• TASK
The records below must be transcribed exactly. Do not include the pictures.

--- BEGIN RECORDS FOR THIS EXERCISE ---

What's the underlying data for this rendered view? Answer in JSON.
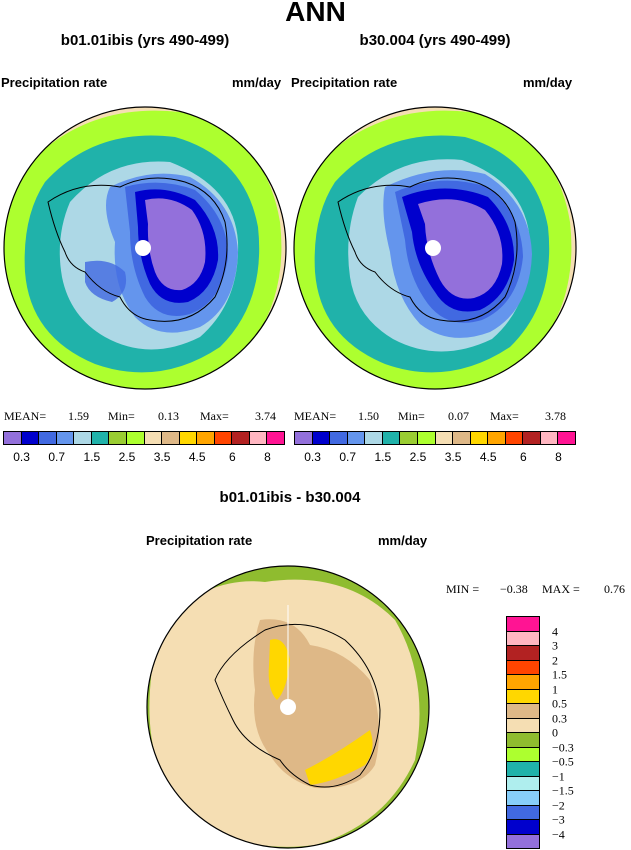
{
  "header": {
    "title": "ANN"
  },
  "panels": [
    {
      "run_label": "b01.01ibis (yrs 490-499)",
      "variable": "Precipitation rate",
      "units": "mm/day",
      "stats": {
        "mean_label": "MEAN=",
        "mean": "1.59",
        "min_label": "Min=",
        "min": "0.13",
        "max_label": "Max=",
        "max": "3.74"
      }
    },
    {
      "run_label": "b30.004 (yrs 490-499)",
      "variable": "Precipitation rate",
      "units": "mm/day",
      "stats": {
        "mean_label": "MEAN=",
        "mean": "1.50",
        "min_label": "Min=",
        "min": "0.07",
        "max_label": "Max=",
        "max": "3.78"
      }
    }
  ],
  "diff_panel": {
    "title": "b01.01ibis - b30.004",
    "variable": "Precipitation rate",
    "units": "mm/day",
    "min_label": "MIN =",
    "min": "−0.38",
    "max_label": "MAX =",
    "max": "0.76"
  },
  "colorbar": {
    "colors": [
      "#9370db",
      "#0000cd",
      "#4169e1",
      "#6495ed",
      "#add8e6",
      "#20b2aa",
      "#9acd32",
      "#adff2f",
      "#f5deb3",
      "#deb887",
      "#ffd700",
      "#ffa500",
      "#ff4500",
      "#b22222",
      "#ffb6c1",
      "#ff1493"
    ],
    "labels": [
      "0.3",
      "0.7",
      "1.5",
      "2.5",
      "3.5",
      "4.5",
      "6",
      "8"
    ]
  },
  "diff_colorbar": {
    "colors": [
      "#ff1493",
      "#ffb6c1",
      "#b22222",
      "#ff4500",
      "#ffa500",
      "#ffd700",
      "#deb887",
      "#f5deb3",
      "#8fbc2f",
      "#adff2f",
      "#20b2aa",
      "#afeeee",
      "#87cefa",
      "#4169e1",
      "#0000cd",
      "#9370db"
    ],
    "labels": [
      "4",
      "3",
      "2",
      "1.5",
      "1",
      "0.5",
      "0.3",
      "0",
      "−0.3",
      "−0.5",
      "−1",
      "−1.5",
      "−2",
      "−3",
      "−4"
    ]
  }
}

--- END RECORDS FOR THIS EXERCISE ---

• SOLVED EXERCISE
What's the underlying data for this rendered view? Answer in JSON.
{
  "header": {
    "title": "ANN"
  },
  "panels": [
    {
      "run_label": "b01.01ibis (yrs 490-499)",
      "variable": "Precipitation rate",
      "units": "mm/day",
      "stats": {
        "mean_label": "MEAN=",
        "mean": "1.59",
        "min_label": "Min=",
        "min": "0.13",
        "max_label": "Max=",
        "max": "3.74"
      }
    },
    {
      "run_label": "b30.004 (yrs 490-499)",
      "variable": "Precipitation rate",
      "units": "mm/day",
      "stats": {
        "mean_label": "MEAN=",
        "mean": "1.50",
        "min_label": "Min=",
        "min": "0.07",
        "max_label": "Max=",
        "max": "3.78"
      }
    }
  ],
  "diff_panel": {
    "title": "b01.01ibis - b30.004",
    "variable": "Precipitation rate",
    "units": "mm/day",
    "min_label": "MIN =",
    "min": "−0.38",
    "max_label": "MAX =",
    "max": "0.76"
  },
  "colorbar": {
    "colors": [
      "#9370db",
      "#0000cd",
      "#4169e1",
      "#6495ed",
      "#add8e6",
      "#20b2aa",
      "#9acd32",
      "#adff2f",
      "#f5deb3",
      "#deb887",
      "#ffd700",
      "#ffa500",
      "#ff4500",
      "#b22222",
      "#ffb6c1",
      "#ff1493"
    ],
    "labels": [
      "0.3",
      "0.7",
      "1.5",
      "2.5",
      "3.5",
      "4.5",
      "6",
      "8"
    ]
  },
  "diff_colorbar": {
    "colors": [
      "#ff1493",
      "#ffb6c1",
      "#b22222",
      "#ff4500",
      "#ffa500",
      "#ffd700",
      "#deb887",
      "#f5deb3",
      "#8fbc2f",
      "#adff2f",
      "#20b2aa",
      "#afeeee",
      "#87cefa",
      "#4169e1",
      "#0000cd",
      "#9370db"
    ],
    "labels": [
      "4",
      "3",
      "2",
      "1.5",
      "1",
      "0.5",
      "0.3",
      "0",
      "−0.3",
      "−0.5",
      "−1",
      "−1.5",
      "−2",
      "−3",
      "−4"
    ]
  }
}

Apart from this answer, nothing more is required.